STORED RECORDS:
· · · · ·

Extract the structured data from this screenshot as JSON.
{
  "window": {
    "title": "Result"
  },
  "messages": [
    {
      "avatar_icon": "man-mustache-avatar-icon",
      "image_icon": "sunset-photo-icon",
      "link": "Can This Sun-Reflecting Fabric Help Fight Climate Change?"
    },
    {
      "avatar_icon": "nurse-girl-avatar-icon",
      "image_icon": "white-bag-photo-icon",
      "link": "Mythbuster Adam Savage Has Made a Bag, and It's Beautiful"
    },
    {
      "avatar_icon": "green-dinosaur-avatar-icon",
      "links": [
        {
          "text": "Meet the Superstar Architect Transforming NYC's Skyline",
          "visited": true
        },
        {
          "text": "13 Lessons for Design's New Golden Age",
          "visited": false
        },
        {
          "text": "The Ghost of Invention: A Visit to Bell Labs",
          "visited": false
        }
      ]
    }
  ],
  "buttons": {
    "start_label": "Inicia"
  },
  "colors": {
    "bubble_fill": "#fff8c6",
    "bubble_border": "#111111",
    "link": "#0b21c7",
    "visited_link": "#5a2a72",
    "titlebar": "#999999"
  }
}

· · · · ·

Without leaving anything out, give the entries again exactly.

Extract the structured data from this screenshot as JSON.
{
  "window": {
    "title": "Result"
  },
  "messages": [
    {
      "avatar_icon": "man-mustache-avatar-icon",
      "image_icon": "sunset-photo-icon",
      "link": "Can This Sun-Reflecting Fabric Help Fight Climate Change?"
    },
    {
      "avatar_icon": "nurse-girl-avatar-icon",
      "image_icon": "white-bag-photo-icon",
      "link": "Mythbuster Adam Savage Has Made a Bag, and It's Beautiful"
    },
    {
      "avatar_icon": "green-dinosaur-avatar-icon",
      "links": [
        {
          "text": "Meet the Superstar Architect Transforming NYC's Skyline",
          "visited": true
        },
        {
          "text": "13 Lessons for Design's New Golden Age",
          "visited": false
        },
        {
          "text": "The Ghost of Invention: A Visit to Bell Labs",
          "visited": false
        }
      ]
    }
  ],
  "buttons": {
    "start_label": "Inicia"
  },
  "colors": {
    "bubble_fill": "#fff8c6",
    "bubble_border": "#111111",
    "link": "#0b21c7",
    "visited_link": "#5a2a72",
    "titlebar": "#999999"
  }
}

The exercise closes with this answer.